■ Input ■
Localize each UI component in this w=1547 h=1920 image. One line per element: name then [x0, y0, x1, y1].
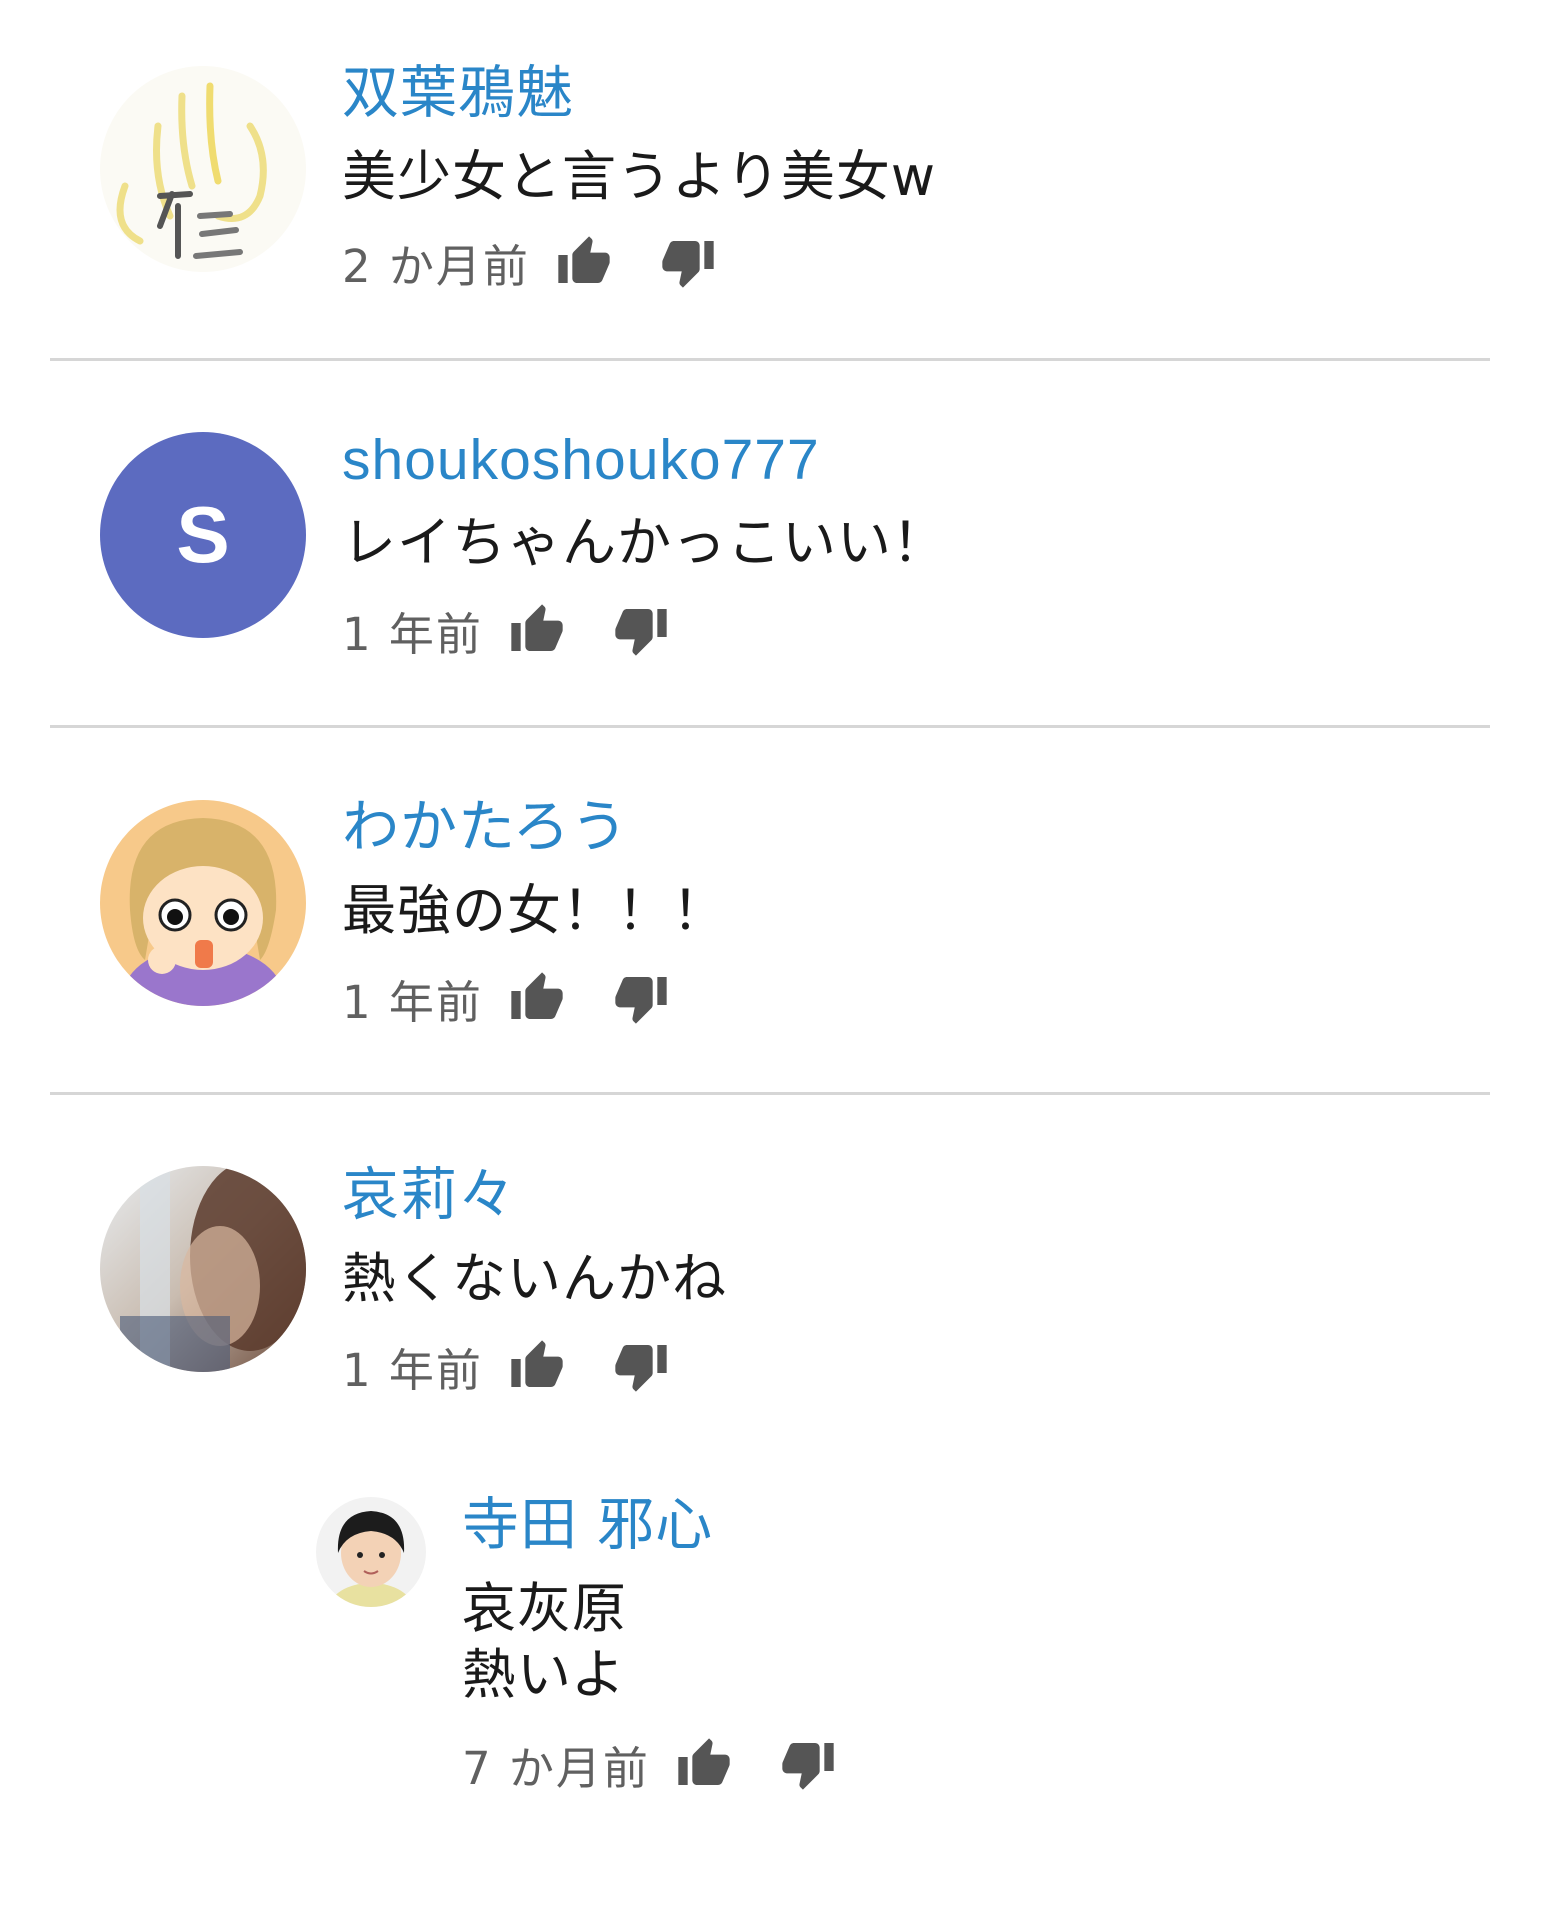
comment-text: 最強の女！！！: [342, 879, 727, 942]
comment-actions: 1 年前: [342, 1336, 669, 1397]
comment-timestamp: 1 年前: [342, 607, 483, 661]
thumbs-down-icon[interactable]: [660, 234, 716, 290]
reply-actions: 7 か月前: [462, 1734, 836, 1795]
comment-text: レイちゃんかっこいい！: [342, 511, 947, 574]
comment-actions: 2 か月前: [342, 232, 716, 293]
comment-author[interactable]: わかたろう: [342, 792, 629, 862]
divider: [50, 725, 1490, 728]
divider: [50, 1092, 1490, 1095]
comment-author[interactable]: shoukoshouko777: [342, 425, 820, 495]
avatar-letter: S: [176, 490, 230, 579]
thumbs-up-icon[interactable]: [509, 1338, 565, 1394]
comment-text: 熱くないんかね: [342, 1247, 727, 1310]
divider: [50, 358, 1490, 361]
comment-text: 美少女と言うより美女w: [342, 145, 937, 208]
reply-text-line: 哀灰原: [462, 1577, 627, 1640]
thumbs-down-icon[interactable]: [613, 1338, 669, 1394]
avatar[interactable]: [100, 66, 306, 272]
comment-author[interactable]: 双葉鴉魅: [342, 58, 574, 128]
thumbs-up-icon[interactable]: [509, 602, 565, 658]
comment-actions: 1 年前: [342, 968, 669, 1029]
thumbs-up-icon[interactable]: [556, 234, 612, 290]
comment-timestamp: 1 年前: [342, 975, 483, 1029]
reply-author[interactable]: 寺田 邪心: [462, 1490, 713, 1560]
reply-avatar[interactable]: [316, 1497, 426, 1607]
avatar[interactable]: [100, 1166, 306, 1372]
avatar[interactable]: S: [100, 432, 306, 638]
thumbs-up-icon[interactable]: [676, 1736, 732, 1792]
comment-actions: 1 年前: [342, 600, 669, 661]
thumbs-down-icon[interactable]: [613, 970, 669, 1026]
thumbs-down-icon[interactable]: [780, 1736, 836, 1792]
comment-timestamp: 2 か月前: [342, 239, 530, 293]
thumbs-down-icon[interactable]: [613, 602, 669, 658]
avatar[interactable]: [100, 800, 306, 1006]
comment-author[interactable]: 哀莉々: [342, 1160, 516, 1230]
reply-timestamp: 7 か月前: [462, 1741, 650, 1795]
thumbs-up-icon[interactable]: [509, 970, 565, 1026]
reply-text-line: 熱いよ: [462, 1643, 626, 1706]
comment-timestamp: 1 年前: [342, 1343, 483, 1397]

---

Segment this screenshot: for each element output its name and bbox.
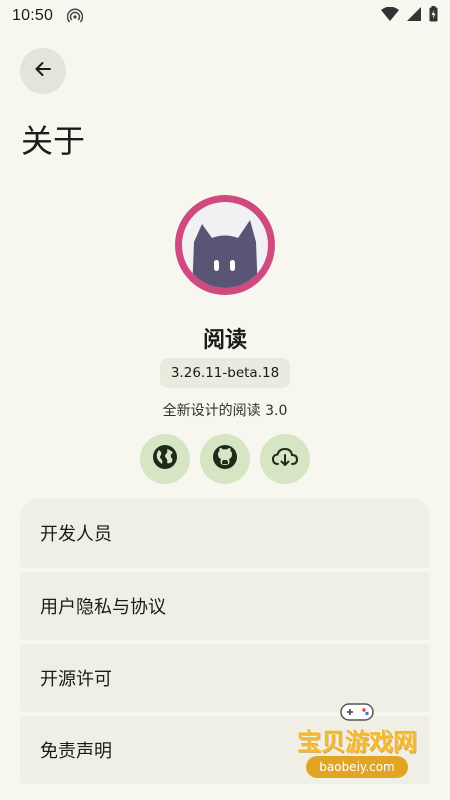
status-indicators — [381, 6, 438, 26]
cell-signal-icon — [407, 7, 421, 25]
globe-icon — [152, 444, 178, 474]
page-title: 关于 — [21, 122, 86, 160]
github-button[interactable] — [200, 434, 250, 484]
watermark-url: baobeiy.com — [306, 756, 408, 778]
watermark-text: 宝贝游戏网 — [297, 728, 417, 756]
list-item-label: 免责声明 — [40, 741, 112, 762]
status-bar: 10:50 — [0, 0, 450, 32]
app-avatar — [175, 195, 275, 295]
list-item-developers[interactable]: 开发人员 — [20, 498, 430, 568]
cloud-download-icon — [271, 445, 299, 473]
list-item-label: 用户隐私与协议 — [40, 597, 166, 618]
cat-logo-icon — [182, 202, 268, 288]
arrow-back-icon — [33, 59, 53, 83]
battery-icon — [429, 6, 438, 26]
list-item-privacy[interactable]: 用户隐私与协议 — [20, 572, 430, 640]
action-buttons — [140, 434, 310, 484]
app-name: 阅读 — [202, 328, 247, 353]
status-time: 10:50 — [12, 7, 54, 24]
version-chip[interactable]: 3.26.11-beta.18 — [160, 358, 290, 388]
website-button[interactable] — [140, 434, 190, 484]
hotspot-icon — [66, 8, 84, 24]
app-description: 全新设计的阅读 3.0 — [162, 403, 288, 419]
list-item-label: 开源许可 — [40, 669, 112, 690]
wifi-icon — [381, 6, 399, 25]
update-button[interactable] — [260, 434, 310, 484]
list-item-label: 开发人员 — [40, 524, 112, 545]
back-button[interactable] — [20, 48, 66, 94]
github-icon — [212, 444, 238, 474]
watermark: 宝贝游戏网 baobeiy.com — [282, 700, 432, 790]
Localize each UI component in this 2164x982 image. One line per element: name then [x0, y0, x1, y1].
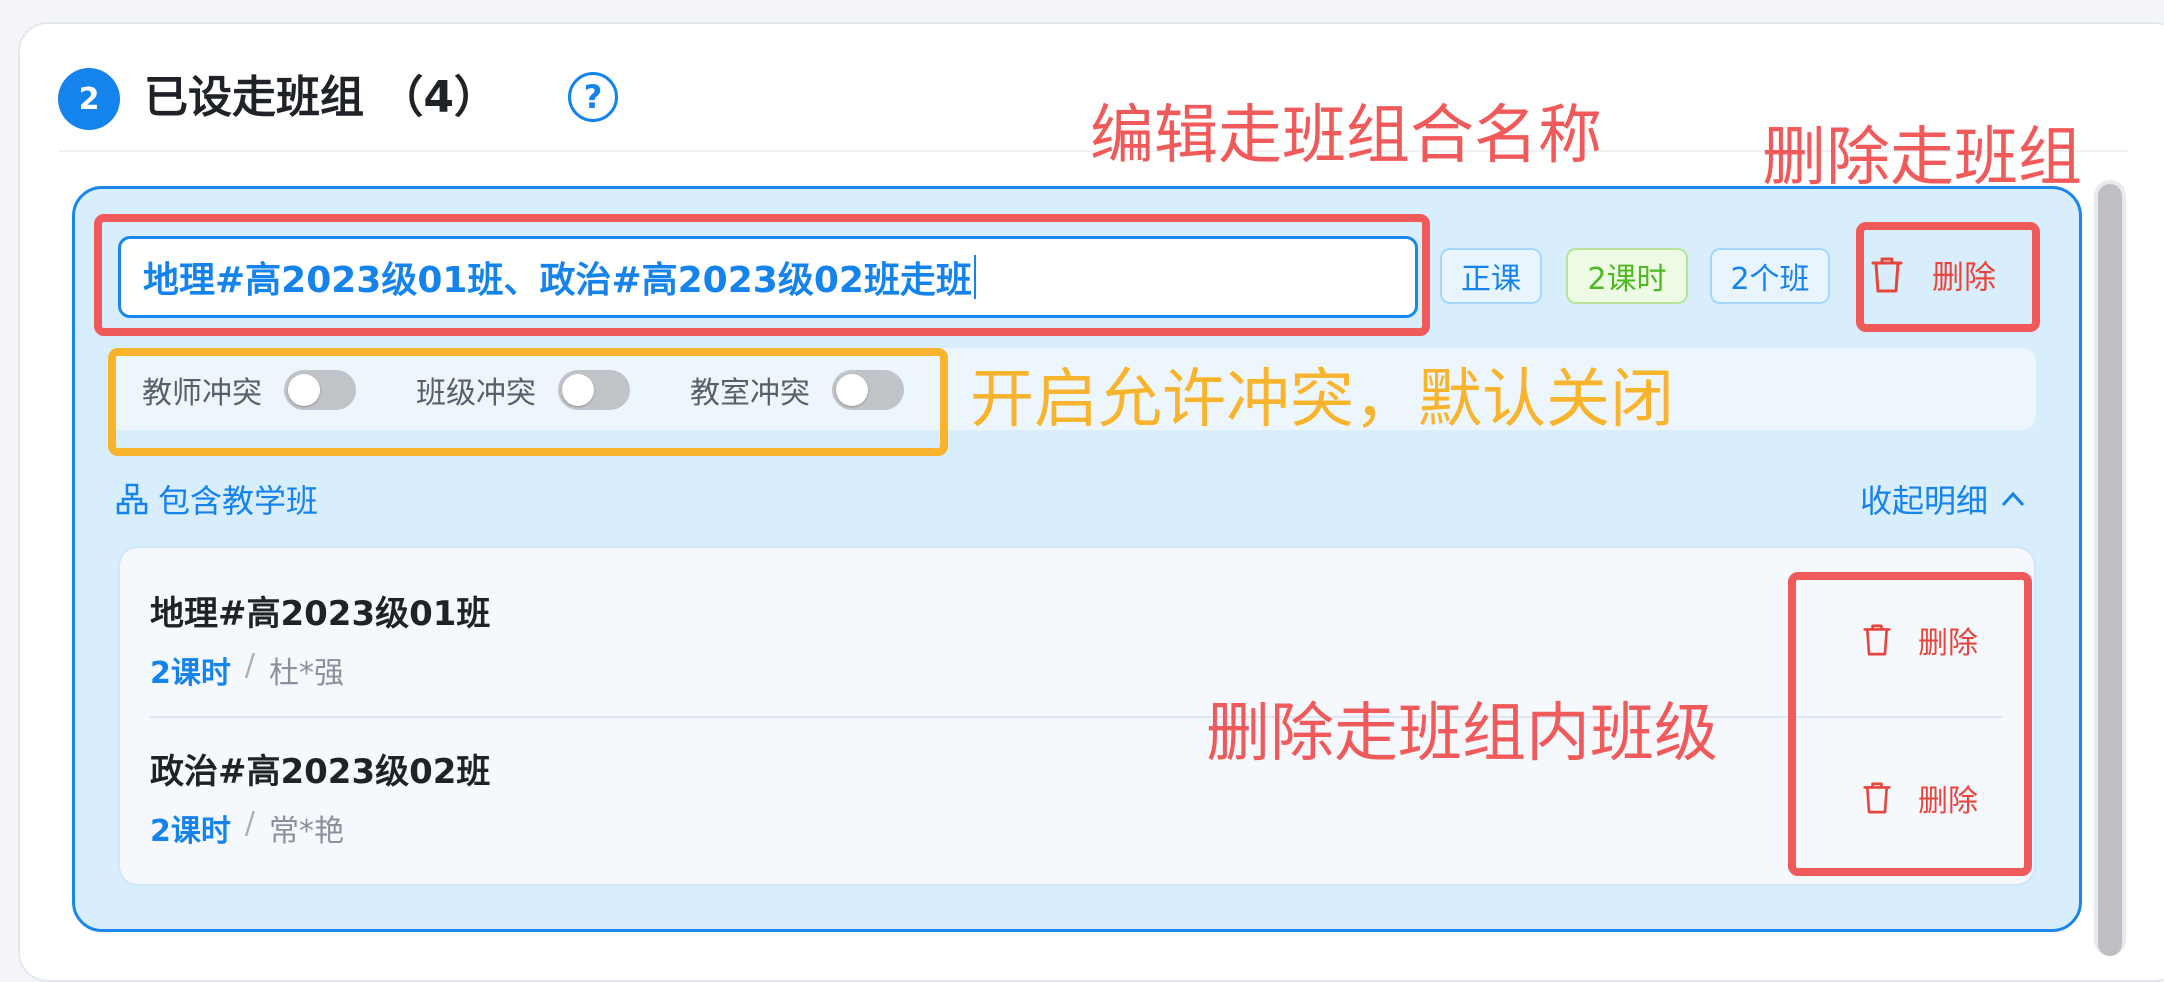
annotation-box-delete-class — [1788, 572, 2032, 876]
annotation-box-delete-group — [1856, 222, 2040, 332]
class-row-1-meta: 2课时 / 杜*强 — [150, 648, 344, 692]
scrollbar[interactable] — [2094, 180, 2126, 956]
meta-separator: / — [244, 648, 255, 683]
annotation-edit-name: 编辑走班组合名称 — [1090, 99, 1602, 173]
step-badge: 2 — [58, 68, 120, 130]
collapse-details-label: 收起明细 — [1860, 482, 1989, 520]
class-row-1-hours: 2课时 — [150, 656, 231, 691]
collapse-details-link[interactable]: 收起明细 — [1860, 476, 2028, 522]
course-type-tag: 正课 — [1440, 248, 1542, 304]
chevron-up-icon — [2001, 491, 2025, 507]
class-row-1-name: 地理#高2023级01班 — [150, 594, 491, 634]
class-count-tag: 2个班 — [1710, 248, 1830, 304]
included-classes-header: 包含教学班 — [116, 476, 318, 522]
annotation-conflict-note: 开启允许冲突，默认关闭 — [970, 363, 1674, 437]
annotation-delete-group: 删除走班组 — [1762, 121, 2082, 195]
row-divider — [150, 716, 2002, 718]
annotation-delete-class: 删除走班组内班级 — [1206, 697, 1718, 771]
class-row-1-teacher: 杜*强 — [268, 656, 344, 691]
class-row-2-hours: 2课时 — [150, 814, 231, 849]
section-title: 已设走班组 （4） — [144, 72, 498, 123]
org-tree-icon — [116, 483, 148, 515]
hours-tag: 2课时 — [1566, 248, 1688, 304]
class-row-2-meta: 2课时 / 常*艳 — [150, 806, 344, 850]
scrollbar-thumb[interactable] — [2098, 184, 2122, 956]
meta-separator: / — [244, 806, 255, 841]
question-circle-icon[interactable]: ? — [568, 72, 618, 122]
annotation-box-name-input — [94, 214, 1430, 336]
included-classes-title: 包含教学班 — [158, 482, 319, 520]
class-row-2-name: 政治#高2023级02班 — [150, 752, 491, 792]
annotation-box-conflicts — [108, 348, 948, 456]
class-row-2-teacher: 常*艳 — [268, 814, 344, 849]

■ Aim ■
Could you repeat the listing lines from the line with "status-indicators — [381, 6, 438, 26]" up to and including the line with "status-bar: 10:50 — [0, 0, 450, 32]", substituting "language-icon" for "globe-icon" and keeping everything else the same?

■ Task answer ■
status-indicators — [381, 6, 438, 26]
cell-signal-icon — [407, 7, 421, 25]
language-icon — [152, 444, 178, 474]
page-title: 关于 — [21, 122, 86, 160]
github-button[interactable] — [200, 434, 250, 484]
watermark-url: baobeiy.com — [306, 756, 408, 778]
watermark-text: 宝贝游戏网 — [297, 728, 417, 756]
list-item-label: 免责声明 — [40, 741, 112, 762]
status-bar: 10:50 — [0, 0, 450, 32]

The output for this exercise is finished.